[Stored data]
***

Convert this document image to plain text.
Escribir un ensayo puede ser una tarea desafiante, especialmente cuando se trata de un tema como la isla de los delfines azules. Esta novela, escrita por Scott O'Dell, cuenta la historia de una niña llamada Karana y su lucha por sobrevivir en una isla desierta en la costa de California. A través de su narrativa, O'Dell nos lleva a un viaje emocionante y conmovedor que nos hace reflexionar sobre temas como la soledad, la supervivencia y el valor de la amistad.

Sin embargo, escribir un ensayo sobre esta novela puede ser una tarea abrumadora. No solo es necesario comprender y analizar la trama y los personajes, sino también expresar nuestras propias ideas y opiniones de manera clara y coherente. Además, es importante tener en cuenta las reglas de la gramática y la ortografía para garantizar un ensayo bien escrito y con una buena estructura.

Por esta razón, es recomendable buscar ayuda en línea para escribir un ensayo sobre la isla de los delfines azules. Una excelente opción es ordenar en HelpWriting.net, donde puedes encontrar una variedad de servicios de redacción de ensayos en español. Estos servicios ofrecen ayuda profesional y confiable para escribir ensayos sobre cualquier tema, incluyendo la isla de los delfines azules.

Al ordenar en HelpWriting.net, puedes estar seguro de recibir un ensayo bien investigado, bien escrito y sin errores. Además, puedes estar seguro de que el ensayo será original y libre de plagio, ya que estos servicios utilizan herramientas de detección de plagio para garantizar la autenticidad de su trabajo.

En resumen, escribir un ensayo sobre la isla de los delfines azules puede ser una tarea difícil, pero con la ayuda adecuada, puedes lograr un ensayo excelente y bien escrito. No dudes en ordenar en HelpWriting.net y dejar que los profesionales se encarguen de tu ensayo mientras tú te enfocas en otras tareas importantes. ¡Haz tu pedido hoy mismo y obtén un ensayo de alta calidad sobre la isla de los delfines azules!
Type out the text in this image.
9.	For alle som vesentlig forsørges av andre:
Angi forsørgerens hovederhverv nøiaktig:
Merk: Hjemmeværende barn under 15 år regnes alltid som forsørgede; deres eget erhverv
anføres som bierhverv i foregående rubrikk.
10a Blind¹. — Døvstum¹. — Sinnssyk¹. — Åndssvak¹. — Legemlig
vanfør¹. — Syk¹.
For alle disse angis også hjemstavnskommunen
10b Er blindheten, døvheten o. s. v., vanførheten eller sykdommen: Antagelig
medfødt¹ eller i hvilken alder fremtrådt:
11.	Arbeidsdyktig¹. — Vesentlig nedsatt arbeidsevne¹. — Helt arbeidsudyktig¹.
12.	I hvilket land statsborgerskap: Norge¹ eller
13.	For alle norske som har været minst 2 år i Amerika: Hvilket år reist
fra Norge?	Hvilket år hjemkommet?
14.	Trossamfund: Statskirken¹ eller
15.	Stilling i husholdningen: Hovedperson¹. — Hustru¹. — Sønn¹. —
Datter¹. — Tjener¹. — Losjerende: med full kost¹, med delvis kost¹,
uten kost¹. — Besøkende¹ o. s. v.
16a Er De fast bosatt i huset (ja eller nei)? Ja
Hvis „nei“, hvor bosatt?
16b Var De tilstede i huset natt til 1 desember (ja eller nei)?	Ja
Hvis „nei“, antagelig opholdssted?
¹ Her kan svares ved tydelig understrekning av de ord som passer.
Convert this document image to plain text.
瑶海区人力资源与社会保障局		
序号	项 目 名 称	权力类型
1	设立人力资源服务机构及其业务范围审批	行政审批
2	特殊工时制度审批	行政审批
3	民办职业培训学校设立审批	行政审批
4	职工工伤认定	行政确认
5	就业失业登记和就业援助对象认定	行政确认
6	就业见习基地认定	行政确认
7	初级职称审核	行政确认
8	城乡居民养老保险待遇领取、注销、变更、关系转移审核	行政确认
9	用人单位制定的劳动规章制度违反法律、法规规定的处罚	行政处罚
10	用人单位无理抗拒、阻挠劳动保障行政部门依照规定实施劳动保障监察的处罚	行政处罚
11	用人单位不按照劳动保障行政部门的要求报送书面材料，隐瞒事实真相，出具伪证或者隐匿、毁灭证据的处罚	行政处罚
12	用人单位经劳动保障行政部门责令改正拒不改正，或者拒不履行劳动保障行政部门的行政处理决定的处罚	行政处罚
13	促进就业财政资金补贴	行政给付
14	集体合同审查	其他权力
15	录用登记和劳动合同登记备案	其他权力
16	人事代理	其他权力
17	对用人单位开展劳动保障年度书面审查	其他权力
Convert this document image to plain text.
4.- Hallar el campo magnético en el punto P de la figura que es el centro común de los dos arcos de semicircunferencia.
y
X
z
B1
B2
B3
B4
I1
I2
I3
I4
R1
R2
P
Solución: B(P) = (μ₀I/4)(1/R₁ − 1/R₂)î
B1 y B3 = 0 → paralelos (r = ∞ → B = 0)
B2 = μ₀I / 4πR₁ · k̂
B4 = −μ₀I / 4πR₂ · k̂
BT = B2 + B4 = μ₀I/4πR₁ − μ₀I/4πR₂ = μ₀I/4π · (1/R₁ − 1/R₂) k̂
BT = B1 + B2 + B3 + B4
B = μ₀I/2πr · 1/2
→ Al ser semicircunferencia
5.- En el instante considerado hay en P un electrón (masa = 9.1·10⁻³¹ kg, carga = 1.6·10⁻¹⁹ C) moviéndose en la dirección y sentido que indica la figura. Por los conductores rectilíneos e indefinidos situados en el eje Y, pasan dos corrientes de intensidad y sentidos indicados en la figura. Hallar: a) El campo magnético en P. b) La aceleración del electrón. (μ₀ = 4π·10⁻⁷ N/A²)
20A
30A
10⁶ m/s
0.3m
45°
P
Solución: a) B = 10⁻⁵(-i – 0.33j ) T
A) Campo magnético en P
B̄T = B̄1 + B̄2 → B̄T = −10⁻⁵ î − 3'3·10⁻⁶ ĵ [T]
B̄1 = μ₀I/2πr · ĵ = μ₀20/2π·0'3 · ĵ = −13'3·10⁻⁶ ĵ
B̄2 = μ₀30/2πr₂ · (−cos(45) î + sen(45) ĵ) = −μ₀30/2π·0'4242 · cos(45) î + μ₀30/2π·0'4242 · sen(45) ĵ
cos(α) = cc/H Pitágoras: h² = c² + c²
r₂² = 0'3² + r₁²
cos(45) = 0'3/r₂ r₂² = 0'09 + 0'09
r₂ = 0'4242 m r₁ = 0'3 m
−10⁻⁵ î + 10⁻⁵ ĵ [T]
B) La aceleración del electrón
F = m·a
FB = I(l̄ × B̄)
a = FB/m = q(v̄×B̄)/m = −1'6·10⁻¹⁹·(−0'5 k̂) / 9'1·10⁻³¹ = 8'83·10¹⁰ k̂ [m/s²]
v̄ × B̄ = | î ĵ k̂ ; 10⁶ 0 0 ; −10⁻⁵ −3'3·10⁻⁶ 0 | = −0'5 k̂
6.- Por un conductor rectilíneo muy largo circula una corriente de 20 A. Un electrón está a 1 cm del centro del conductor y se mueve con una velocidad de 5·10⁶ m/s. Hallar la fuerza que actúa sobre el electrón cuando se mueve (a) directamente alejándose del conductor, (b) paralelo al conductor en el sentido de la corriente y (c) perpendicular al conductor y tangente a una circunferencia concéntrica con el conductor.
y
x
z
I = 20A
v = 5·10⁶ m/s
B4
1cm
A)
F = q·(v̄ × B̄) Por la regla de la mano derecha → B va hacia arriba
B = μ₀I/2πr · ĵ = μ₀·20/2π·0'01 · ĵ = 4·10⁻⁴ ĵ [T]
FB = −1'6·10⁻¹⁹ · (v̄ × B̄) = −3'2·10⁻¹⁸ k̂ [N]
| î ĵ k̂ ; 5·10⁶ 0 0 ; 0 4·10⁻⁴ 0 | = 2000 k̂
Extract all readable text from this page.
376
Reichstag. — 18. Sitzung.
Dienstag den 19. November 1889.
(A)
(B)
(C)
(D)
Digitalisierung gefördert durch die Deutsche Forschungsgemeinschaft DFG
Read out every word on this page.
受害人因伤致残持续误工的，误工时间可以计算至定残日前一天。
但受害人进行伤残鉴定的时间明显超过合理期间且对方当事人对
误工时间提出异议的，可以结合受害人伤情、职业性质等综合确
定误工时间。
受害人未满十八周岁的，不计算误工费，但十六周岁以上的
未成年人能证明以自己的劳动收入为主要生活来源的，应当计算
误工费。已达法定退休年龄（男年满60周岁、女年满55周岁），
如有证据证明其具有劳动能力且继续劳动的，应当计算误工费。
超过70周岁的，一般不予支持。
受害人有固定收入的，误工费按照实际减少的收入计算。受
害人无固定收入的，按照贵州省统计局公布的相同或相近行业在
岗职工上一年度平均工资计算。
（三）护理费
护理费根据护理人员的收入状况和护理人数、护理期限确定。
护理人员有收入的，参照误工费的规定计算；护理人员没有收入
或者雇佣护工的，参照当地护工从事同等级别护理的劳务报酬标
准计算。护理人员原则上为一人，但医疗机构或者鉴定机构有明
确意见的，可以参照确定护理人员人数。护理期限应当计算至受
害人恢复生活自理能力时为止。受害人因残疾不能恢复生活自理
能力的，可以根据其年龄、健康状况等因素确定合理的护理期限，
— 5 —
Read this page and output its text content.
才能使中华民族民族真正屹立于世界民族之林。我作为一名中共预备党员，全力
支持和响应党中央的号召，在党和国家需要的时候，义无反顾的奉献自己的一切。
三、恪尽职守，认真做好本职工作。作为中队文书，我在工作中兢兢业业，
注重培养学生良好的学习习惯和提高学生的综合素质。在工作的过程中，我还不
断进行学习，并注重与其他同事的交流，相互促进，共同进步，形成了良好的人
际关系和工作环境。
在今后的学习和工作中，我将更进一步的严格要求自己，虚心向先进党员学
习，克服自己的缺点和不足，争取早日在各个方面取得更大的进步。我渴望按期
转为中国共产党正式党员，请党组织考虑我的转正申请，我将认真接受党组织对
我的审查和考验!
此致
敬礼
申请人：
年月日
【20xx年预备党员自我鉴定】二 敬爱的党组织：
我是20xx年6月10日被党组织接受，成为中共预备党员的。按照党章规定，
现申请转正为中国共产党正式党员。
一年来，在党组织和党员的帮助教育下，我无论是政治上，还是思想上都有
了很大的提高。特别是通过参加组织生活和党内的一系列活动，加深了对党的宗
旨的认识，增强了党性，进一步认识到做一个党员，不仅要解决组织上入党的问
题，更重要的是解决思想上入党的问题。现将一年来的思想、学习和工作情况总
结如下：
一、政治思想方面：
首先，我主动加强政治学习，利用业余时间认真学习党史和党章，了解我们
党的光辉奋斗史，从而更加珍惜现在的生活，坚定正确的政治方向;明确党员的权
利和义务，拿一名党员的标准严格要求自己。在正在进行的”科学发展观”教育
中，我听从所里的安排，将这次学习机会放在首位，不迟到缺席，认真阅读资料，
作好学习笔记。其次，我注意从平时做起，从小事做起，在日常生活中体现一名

***

Write out the lines above from the one containing "Read this page and output its text content." through the last, exactly as they are.

Read this page and output its text content.
才能使中华民族民族真正屹立于世界民族之林。我作为一名中共预备党员，全力
支持和响应党中央的号召，在党和国家需要的时候，义无反顾的奉献自己的一切。
三、恪尽职守，认真做好本职工作。作为中队文书，我在工作中兢兢业业，
注重培养学生良好的学习习惯和提高学生的综合素质。在工作的过程中，我还不
断进行学习，并注重与其他同事的交流，相互促进，共同进步，形成了良好的人
际关系和工作环境。
在今后的学习和工作中，我将更进一步的严格要求自己，虚心向先进党员学
习，克服自己的缺点和不足，争取早日在各个方面取得更大的进步。我渴望按期
转为中国共产党正式党员，请党组织考虑我的转正申请，我将认真接受党组织对
我的审查和考验!
此致
敬礼
申请人：
年月日
【20xx年预备党员自我鉴定】二 敬爱的党组织：
我是20xx年6月10日被党组织接受，成为中共预备党员的。按照党章规定，
现申请转正为中国共产党正式党员。
一年来，在党组织和党员的帮助教育下，我无论是政治上，还是思想上都有
了很大的提高。特别是通过参加组织生活和党内的一系列活动，加深了对党的宗
旨的认识，增强了党性，进一步认识到做一个党员，不仅要解决组织上入党的问
题，更重要的是解决思想上入党的问题。现将一年来的思想、学习和工作情况总
结如下：
一、政治思想方面：
首先，我主动加强政治学习，利用业余时间认真学习党史和党章，了解我们
党的光辉奋斗史，从而更加珍惜现在的生活，坚定正确的政治方向;明确党员的权
利和义务，拿一名党员的标准严格要求自己。在正在进行的”科学发展观”教育
中，我听从所里的安排，将这次学习机会放在首位，不迟到缺席，认真阅读资料，
作好学习笔记。其次，我注意从平时做起，从小事做起，在日常生活中体现一名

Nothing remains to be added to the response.